-- EXERCISE INSTRUCTIONS --
Reproduce the listing below verbatim.

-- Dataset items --
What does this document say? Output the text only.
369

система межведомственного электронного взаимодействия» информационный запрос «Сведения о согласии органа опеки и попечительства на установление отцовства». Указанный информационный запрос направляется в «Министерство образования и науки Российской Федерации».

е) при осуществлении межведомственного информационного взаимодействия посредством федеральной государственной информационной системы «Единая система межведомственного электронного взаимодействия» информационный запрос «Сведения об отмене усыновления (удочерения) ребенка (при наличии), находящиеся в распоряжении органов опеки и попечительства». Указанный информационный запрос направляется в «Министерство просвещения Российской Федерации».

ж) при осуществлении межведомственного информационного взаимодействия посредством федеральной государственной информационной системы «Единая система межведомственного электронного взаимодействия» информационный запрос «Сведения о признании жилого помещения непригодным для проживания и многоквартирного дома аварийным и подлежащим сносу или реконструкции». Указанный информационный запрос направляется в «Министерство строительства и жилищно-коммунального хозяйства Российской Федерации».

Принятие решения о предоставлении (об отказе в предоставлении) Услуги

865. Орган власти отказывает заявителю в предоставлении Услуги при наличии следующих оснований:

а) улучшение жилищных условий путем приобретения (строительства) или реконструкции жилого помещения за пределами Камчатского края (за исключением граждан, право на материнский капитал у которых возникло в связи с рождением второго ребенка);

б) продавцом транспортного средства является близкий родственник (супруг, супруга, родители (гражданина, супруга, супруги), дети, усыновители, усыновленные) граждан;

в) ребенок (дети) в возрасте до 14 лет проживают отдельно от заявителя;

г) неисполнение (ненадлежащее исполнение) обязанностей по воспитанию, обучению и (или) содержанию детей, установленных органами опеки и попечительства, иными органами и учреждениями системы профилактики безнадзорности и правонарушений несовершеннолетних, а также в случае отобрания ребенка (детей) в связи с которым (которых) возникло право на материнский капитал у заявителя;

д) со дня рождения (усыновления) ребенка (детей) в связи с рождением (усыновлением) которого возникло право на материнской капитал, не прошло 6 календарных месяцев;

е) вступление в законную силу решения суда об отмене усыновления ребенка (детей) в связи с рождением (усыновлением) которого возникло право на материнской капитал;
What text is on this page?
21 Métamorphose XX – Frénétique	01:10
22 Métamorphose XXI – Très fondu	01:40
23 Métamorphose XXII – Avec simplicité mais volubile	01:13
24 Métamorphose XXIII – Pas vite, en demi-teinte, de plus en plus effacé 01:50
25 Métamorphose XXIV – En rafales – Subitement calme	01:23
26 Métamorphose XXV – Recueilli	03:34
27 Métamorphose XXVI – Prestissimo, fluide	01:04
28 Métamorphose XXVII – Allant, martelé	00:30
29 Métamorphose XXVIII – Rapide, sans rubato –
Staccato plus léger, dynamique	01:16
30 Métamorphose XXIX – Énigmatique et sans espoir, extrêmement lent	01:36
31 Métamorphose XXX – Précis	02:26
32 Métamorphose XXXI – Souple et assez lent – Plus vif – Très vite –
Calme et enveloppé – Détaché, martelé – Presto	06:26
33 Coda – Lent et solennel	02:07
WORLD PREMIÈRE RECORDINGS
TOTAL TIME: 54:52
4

-- ANSWER FOR THIS EXERCISE --
What does this document say? Output the text only.
369

система межведомственного электронного взаимодействия» информационный запрос «Сведения о согласии органа опеки и попечительства на установление отцовства». Указанный информационный запрос направляется в «Министерство образования и науки Российской Федерации».

е) при осуществлении межведомственного информационного взаимодействия посредством федеральной государственной информационной системы «Единая система межведомственного электронного взаимодействия» информационный запрос «Сведения об отмене усыновления (удочерения) ребенка (при наличии), находящиеся в распоряжении органов опеки и попечительства». Указанный информационный запрос направляется в «Министерство просвещения Российской Федерации».

ж) при осуществлении межведомственного информационного взаимодействия посредством федеральной государственной информационной системы «Единая система межведомственного электронного взаимодействия» информационный запрос «Сведения о признании жилого помещения непригодным для проживания и многоквартирного дома аварийным и подлежащим сносу или реконструкции». Указанный информационный запрос направляется в «Министерство строительства и жилищно-коммунального хозяйства Российской Федерации».

Принятие решения о предоставлении (об отказе в предоставлении) Услуги

865. Орган власти отказывает заявителю в предоставлении Услуги при наличии следующих оснований:

а) улучшение жилищных условий путем приобретения (строительства) или реконструкции жилого помещения за пределами Камчатского края (за исключением граждан, право на материнский капитал у которых возникло в связи с рождением второго ребенка);

б) продавцом транспортного средства является близкий родственник (супруг, супруга, родители (гражданина, супруга, супруги), дети, усыновители, усыновленные) граждан;

в) ребенок (дети) в возрасте до 14 лет проживают отдельно от заявителя;

г) неисполнение (ненадлежащее исполнение) обязанностей по воспитанию, обучению и (или) содержанию детей, установленных органами опеки и попечительства, иными органами и учреждениями системы профилактики безнадзорности и правонарушений несовершеннолетних, а также в случае отобрания ребенка (детей) в связи с которым (которых) возникло право на материнский капитал у заявителя;

д) со дня рождения (усыновления) ребенка (детей) в связи с рождением (усыновлением) которого возникло право на материнской капитал, не прошло 6 календарных месяцев;

е) вступление в законную силу решения суда об отмене усыновления ребенка (детей) в связи с рождением (усыновлением) которого возникло право на материнской капитал;
What text is on this page?
21 Métamorphose XX – Frénétique	01:10
22 Métamorphose XXI – Très fondu	01:40
23 Métamorphose XXII – Avec simplicité mais volubile	01:13
24 Métamorphose XXIII – Pas vite, en demi-teinte, de plus en plus effacé 01:50
25 Métamorphose XXIV – En rafales – Subitement calme	01:23
26 Métamorphose XXV – Recueilli	03:34
27 Métamorphose XXVI – Prestissimo, fluide	01:04
28 Métamorphose XXVII – Allant, martelé	00:30
29 Métamorphose XXVIII – Rapide, sans rubato –
Staccato plus léger, dynamique	01:16
30 Métamorphose XXIX – Énigmatique et sans espoir, extrêmement lent	01:36
31 Métamorphose XXX – Précis	02:26
32 Métamorphose XXXI – Souple et assez lent – Plus vif – Très vite –
Calme et enveloppé – Détaché, martelé – Presto	06:26
33 Coda – Lent et solennel	02:07
WORLD PREMIÈRE RECORDINGS
TOTAL TIME: 54:52
4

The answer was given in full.